Exercise brief
Filter these entries so that only lines with the word "IOTCI" remain.

Records from a data collection:
* Start *
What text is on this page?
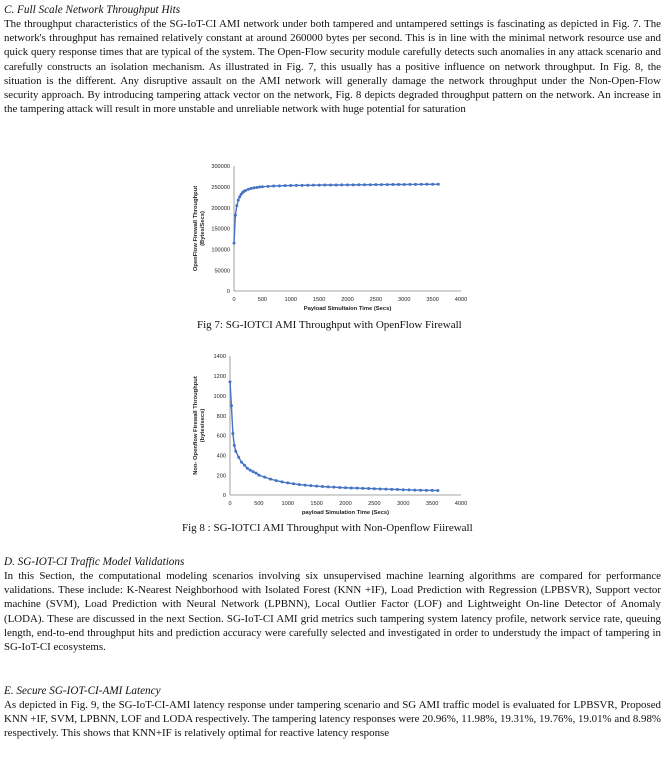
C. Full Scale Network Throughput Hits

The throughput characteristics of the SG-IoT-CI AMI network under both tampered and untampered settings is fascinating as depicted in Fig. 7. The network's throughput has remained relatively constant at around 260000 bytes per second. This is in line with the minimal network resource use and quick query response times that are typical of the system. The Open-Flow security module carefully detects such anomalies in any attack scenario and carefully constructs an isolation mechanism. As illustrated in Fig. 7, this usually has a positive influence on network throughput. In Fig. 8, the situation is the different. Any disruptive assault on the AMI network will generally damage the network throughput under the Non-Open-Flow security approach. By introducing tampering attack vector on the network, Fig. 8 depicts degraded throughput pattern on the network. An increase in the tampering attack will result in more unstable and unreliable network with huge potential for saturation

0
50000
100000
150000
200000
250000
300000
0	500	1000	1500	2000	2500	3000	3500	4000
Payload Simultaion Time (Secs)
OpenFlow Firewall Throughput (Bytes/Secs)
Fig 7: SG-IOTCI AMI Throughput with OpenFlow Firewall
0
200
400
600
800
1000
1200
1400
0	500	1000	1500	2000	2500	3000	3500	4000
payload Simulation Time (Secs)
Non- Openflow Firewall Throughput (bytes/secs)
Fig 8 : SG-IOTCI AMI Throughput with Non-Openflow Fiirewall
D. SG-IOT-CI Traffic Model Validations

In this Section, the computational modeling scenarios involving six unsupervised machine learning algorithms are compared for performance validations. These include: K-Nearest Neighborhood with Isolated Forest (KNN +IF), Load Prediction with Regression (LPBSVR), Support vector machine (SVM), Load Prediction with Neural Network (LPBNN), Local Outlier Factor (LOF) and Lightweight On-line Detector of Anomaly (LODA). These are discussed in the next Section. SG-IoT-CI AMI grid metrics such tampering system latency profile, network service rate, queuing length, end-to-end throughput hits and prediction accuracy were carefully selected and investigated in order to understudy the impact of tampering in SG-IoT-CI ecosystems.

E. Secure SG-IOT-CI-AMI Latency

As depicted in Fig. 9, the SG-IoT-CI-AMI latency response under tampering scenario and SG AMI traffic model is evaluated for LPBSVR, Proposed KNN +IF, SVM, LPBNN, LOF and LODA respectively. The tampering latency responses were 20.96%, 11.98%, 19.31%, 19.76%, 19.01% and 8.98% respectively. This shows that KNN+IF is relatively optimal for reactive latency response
* End *
* Start *
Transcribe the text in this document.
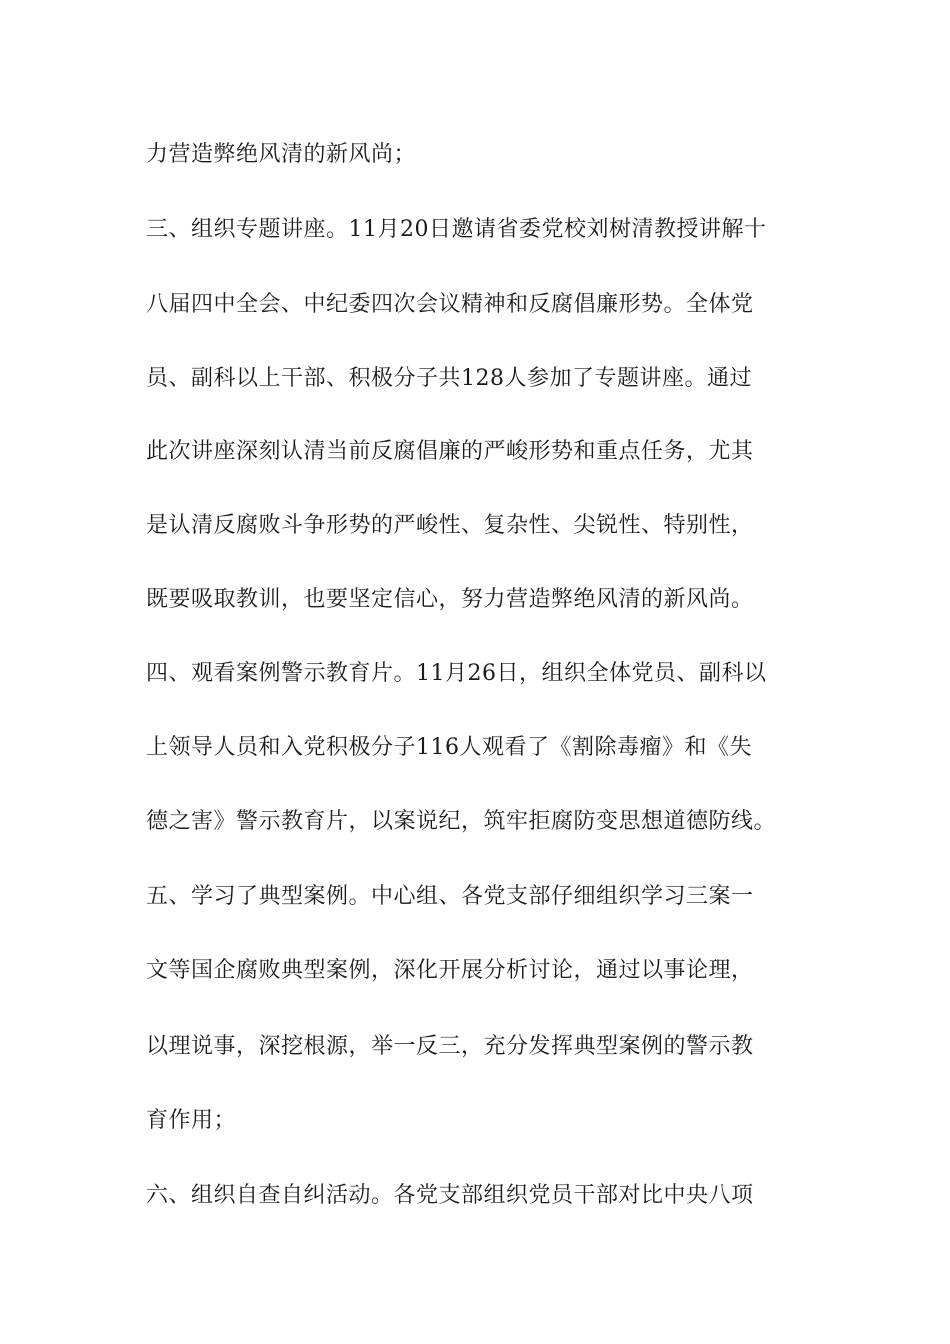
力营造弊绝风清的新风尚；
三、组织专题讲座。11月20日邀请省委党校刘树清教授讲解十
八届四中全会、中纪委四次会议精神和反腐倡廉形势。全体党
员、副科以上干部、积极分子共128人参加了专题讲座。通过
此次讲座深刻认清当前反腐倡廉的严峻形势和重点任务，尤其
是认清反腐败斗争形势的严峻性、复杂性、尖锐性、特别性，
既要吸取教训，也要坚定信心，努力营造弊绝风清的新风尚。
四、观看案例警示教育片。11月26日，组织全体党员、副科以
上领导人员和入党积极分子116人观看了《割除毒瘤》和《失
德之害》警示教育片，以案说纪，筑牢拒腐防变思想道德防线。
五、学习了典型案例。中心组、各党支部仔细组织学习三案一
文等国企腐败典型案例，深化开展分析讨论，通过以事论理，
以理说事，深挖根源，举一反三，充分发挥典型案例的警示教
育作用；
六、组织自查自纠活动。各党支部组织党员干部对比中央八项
* End *
Full solution
Fig 7: SG-IOTCI AMI Throughput with OpenFlow Firewall
Fig 8 : SG-IOTCI AMI Throughput with Non-Openflow Fiirewall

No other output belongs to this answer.